INSTRUCTIONS TO FOLLOW →
Render every entry verbatim.

ENTRIES SHOWN →
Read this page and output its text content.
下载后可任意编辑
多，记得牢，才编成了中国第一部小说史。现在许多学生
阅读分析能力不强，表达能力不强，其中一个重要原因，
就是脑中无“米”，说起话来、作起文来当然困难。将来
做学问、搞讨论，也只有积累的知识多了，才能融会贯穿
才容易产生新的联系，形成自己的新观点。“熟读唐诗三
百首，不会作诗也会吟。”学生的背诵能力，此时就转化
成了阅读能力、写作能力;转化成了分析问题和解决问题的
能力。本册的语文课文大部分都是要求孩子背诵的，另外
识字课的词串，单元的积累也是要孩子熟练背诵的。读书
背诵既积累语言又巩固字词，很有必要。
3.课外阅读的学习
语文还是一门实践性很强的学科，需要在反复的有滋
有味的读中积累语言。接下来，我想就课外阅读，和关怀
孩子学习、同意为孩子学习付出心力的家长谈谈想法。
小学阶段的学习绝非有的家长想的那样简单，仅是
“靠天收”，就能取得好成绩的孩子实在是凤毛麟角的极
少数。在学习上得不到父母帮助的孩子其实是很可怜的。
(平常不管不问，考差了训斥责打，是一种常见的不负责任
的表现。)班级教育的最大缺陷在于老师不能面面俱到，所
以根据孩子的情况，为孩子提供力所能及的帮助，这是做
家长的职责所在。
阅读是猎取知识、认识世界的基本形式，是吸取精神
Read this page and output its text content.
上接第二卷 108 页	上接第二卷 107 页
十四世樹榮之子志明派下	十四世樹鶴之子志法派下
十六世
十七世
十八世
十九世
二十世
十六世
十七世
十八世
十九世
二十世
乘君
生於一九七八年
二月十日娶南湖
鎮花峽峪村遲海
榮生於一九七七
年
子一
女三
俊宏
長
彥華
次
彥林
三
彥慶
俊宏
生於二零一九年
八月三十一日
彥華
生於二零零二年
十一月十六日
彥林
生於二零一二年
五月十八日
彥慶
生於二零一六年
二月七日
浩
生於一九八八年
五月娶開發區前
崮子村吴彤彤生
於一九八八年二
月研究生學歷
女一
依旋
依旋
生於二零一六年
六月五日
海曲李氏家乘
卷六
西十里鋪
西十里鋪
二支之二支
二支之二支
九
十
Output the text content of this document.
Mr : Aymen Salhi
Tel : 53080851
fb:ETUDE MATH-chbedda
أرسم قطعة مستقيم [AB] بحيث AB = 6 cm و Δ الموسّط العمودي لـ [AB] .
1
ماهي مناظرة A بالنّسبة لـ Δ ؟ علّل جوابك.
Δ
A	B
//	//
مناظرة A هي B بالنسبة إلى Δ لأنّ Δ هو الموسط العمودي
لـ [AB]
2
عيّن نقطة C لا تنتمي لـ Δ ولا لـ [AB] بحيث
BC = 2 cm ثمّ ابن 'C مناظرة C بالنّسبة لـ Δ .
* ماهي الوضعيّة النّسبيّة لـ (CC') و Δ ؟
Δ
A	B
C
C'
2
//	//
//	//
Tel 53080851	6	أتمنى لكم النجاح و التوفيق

RESPONSE FOR THIS EXERCISE →
Read this page and output its text content.
下载后可任意编辑
多，记得牢，才编成了中国第一部小说史。现在许多学生
阅读分析能力不强，表达能力不强，其中一个重要原因，
就是脑中无“米”，说起话来、作起文来当然困难。将来
做学问、搞讨论，也只有积累的知识多了，才能融会贯穿
才容易产生新的联系，形成自己的新观点。“熟读唐诗三
百首，不会作诗也会吟。”学生的背诵能力，此时就转化
成了阅读能力、写作能力;转化成了分析问题和解决问题的
能力。本册的语文课文大部分都是要求孩子背诵的，另外
识字课的词串，单元的积累也是要孩子熟练背诵的。读书
背诵既积累语言又巩固字词，很有必要。
3.课外阅读的学习
语文还是一门实践性很强的学科，需要在反复的有滋
有味的读中积累语言。接下来，我想就课外阅读，和关怀
孩子学习、同意为孩子学习付出心力的家长谈谈想法。
小学阶段的学习绝非有的家长想的那样简单，仅是
“靠天收”，就能取得好成绩的孩子实在是凤毛麟角的极
少数。在学习上得不到父母帮助的孩子其实是很可怜的。
(平常不管不问，考差了训斥责打，是一种常见的不负责任
的表现。)班级教育的最大缺陷在于老师不能面面俱到，所
以根据孩子的情况，为孩子提供力所能及的帮助，这是做
家长的职责所在。
阅读是猎取知识、认识世界的基本形式，是吸取精神
Read this page and output its text content.
上接第二卷 108 页	上接第二卷 107 页
十四世樹榮之子志明派下	十四世樹鶴之子志法派下
十六世
十七世
十八世
十九世
二十世
十六世
十七世
十八世
十九世
二十世
乘君
生於一九七八年
二月十日娶南湖
鎮花峽峪村遲海
榮生於一九七七
年
子一
女三
俊宏
長
彥華
次
彥林
三
彥慶
俊宏
生於二零一九年
八月三十一日
彥華
生於二零零二年
十一月十六日
彥林
生於二零一二年
五月十八日
彥慶
生於二零一六年
二月七日
浩
生於一九八八年
五月娶開發區前
崮子村吴彤彤生
於一九八八年二
月研究生學歷
女一
依旋
依旋
生於二零一六年
六月五日
海曲李氏家乘
卷六
西十里鋪
西十里鋪
二支之二支
二支之二支
九
十
Output the text content of this document.
Mr : Aymen Salhi
Tel : 53080851
fb:ETUDE MATH-chbedda
أرسم قطعة مستقيم [AB] بحيث AB = 6 cm و Δ الموسّط العمودي لـ [AB] .
1
ماهي مناظرة A بالنّسبة لـ Δ ؟ علّل جوابك.
Δ
A	B
//	//
مناظرة A هي B بالنسبة إلى Δ لأنّ Δ هو الموسط العمودي
لـ [AB]
2
عيّن نقطة C لا تنتمي لـ Δ ولا لـ [AB] بحيث
BC = 2 cm ثمّ ابن 'C مناظرة C بالنّسبة لـ Δ .
* ماهي الوضعيّة النّسبيّة لـ (CC') و Δ ؟
Δ
A	B
C
C'
2
//	//
//	//
Tel 53080851	6	أتمنى لكم النجاح و التوفيق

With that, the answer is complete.